JOB: Out of the lines below, please list those that hold the string "argc".

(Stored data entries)
# # # # # # #

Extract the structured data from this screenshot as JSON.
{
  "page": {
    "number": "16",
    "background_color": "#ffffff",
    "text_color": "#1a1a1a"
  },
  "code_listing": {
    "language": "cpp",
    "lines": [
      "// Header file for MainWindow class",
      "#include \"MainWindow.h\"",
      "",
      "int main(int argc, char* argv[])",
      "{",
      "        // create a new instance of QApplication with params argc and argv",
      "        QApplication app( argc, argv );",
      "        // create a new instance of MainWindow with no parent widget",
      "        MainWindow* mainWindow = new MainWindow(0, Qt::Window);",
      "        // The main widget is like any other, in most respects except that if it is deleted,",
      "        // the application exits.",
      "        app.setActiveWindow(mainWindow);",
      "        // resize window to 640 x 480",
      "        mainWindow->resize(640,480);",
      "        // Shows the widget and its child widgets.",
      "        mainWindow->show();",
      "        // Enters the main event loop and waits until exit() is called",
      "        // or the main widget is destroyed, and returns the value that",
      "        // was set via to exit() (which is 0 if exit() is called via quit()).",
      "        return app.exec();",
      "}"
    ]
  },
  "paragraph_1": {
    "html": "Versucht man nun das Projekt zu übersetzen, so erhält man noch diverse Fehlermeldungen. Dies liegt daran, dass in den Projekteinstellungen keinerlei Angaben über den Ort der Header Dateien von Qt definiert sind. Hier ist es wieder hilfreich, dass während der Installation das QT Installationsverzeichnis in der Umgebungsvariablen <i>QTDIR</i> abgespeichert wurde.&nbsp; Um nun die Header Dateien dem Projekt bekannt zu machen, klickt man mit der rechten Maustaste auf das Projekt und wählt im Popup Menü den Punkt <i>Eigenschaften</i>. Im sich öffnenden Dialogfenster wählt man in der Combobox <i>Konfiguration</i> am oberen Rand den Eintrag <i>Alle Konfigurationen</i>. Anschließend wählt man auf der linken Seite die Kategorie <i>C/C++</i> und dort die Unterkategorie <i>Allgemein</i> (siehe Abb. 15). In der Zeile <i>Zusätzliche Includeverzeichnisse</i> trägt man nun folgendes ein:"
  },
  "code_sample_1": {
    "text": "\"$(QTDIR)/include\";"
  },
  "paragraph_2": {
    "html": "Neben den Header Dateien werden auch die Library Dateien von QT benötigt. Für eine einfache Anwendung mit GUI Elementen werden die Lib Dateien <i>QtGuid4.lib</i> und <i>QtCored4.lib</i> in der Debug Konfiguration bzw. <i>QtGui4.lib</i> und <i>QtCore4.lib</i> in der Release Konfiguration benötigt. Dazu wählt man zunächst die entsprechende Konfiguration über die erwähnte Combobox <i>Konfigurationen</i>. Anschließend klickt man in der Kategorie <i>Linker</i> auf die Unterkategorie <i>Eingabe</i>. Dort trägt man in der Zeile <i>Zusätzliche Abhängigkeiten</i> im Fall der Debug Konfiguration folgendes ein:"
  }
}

# # # # # # #

RESPONSE TO THE EXERCISE:
      "int main(int argc, char* argv[])",
      "        // create a new instance of QApplication with params argc and argv",
      "        QApplication app( argc, argv );",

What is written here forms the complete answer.